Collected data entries

────────────────────

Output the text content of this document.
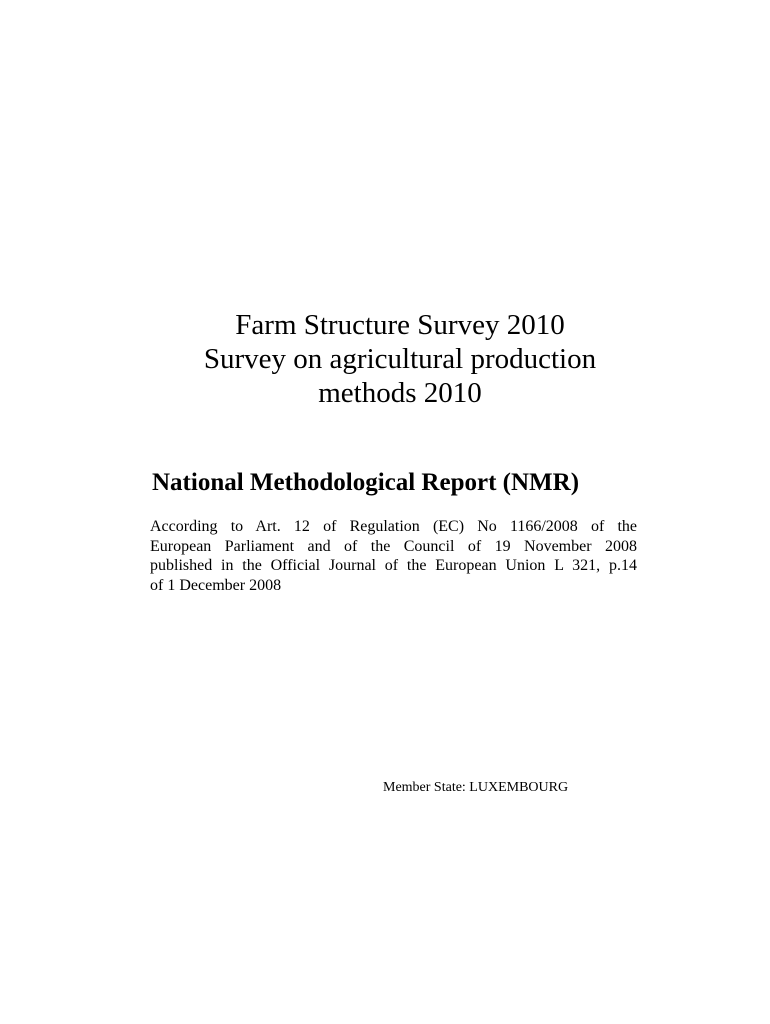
Farm Structure Survey 2010
Survey on agricultural production
methods 2010
National Methodological Report (NMR)
According to Art. 12 of Regulation (EC) No 1166/2008 of the
European Parliament and of the Council of 19 November 2008
published in the Official Journal of the European Union L 321, p.14
of 1 December 2008
Member State: LUXEMBOURG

────────────────────

Would you mind returning each entry above word for word, skipping the images?

=== Response to this task ===
Output the text content of this document.
Farm Structure Survey 2010
Survey on agricultural production
methods 2010
National Methodological Report (NMR)
According to Art. 12 of Regulation (EC) No 1166/2008 of the
European Parliament and of the Council of 19 November 2008
published in the Official Journal of the European Union L 321, p.14
of 1 December 2008
Member State: LUXEMBOURG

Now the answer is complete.